Take the listing and print it in full, exactly as given.

::::

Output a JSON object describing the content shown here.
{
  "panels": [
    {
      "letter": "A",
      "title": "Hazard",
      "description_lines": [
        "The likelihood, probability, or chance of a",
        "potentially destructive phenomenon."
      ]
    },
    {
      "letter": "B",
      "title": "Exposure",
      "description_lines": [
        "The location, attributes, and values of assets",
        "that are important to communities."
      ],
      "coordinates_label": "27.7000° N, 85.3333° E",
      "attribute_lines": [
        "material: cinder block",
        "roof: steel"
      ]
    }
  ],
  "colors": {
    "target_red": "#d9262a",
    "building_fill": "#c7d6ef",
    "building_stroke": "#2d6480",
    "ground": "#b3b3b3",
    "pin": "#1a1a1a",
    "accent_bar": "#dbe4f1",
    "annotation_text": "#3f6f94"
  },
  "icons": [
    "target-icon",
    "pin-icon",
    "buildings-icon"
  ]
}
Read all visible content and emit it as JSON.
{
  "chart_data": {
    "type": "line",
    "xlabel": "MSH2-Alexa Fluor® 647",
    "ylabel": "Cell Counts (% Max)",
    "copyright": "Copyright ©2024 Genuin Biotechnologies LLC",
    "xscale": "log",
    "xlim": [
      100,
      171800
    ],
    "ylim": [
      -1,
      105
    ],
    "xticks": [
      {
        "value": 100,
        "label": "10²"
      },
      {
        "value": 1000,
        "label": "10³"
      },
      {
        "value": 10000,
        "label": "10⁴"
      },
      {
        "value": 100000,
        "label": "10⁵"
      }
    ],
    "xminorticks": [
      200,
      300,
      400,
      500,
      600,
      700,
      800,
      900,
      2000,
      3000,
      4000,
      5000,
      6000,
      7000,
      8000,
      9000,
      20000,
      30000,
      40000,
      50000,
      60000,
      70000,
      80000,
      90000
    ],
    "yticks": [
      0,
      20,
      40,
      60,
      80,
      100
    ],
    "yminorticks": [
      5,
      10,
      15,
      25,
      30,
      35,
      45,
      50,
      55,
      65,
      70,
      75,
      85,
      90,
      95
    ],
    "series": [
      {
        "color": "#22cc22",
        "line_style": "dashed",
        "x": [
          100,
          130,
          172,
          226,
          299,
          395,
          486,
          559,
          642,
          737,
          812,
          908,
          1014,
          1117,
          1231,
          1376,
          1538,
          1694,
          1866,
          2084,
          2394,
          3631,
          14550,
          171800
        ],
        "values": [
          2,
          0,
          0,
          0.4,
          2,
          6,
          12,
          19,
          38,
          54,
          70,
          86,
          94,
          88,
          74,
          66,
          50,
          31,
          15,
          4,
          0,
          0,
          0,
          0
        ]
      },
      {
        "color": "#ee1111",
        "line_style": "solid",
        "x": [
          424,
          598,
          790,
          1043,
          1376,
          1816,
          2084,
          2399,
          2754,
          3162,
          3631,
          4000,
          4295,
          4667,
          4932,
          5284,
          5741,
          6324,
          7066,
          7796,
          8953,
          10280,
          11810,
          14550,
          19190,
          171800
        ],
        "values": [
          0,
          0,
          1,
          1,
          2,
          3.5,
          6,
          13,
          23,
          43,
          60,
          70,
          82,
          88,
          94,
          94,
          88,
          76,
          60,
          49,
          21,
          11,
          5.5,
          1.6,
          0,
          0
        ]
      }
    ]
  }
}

::::

SOLUTION TO THE EXERCISE:
Output a JSON object describing the content shown here.
{
  "panels": [
    {
      "letter": "A",
      "title": "Hazard",
      "description_lines": [
        "The likelihood, probability, or chance of a",
        "potentially destructive phenomenon."
      ]
    },
    {
      "letter": "B",
      "title": "Exposure",
      "description_lines": [
        "The location, attributes, and values of assets",
        "that are important to communities."
      ],
      "coordinates_label": "27.7000° N, 85.3333° E",
      "attribute_lines": [
        "material: cinder block",
        "roof: steel"
      ]
    }
  ],
  "colors": {
    "target_red": "#d9262a",
    "building_fill": "#c7d6ef",
    "building_stroke": "#2d6480",
    "ground": "#b3b3b3",
    "pin": "#1a1a1a",
    "accent_bar": "#dbe4f1",
    "annotation_text": "#3f6f94"
  },
  "icons": [
    "target-icon",
    "pin-icon",
    "buildings-icon"
  ]
}
Read all visible content and emit it as JSON.
{
  "chart_data": {
    "type": "line",
    "xlabel": "MSH2-Alexa Fluor® 647",
    "ylabel": "Cell Counts (% Max)",
    "copyright": "Copyright ©2024 Genuin Biotechnologies LLC",
    "xscale": "log",
    "xlim": [
      100,
      171800
    ],
    "ylim": [
      -1,
      105
    ],
    "xticks": [
      {
        "value": 100,
        "label": "10²"
      },
      {
        "value": 1000,
        "label": "10³"
      },
      {
        "value": 10000,
        "label": "10⁴"
      },
      {
        "value": 100000,
        "label": "10⁵"
      }
    ],
    "xminorticks": [
      200,
      300,
      400,
      500,
      600,
      700,
      800,
      900,
      2000,
      3000,
      4000,
      5000,
      6000,
      7000,
      8000,
      9000,
      20000,
      30000,
      40000,
      50000,
      60000,
      70000,
      80000,
      90000
    ],
    "yticks": [
      0,
      20,
      40,
      60,
      80,
      100
    ],
    "yminorticks": [
      5,
      10,
      15,
      25,
      30,
      35,
      45,
      50,
      55,
      65,
      70,
      75,
      85,
      90,
      95
    ],
    "series": [
      {
        "color": "#22cc22",
        "line_style": "dashed",
        "x": [
          100,
          130,
          172,
          226,
          299,
          395,
          486,
          559,
          642,
          737,
          812,
          908,
          1014,
          1117,
          1231,
          1376,
          1538,
          1694,
          1866,
          2084,
          2394,
          3631,
          14550,
          171800
        ],
        "values": [
          2,
          0,
          0,
          0.4,
          2,
          6,
          12,
          19,
          38,
          54,
          70,
          86,
          94,
          88,
          74,
          66,
          50,
          31,
          15,
          4,
          0,
          0,
          0,
          0
        ]
      },
      {
        "color": "#ee1111",
        "line_style": "solid",
        "x": [
          424,
          598,
          790,
          1043,
          1376,
          1816,
          2084,
          2399,
          2754,
          3162,
          3631,
          4000,
          4295,
          4667,
          4932,
          5284,
          5741,
          6324,
          7066,
          7796,
          8953,
          10280,
          11810,
          14550,
          19190,
          171800
        ],
        "values": [
          0,
          0,
          1,
          1,
          2,
          3.5,
          6,
          13,
          23,
          43,
          60,
          70,
          82,
          88,
          94,
          94,
          88,
          76,
          60,
          49,
          21,
          11,
          5.5,
          1.6,
          0,
          0
        ]
      }
    ]
  }
}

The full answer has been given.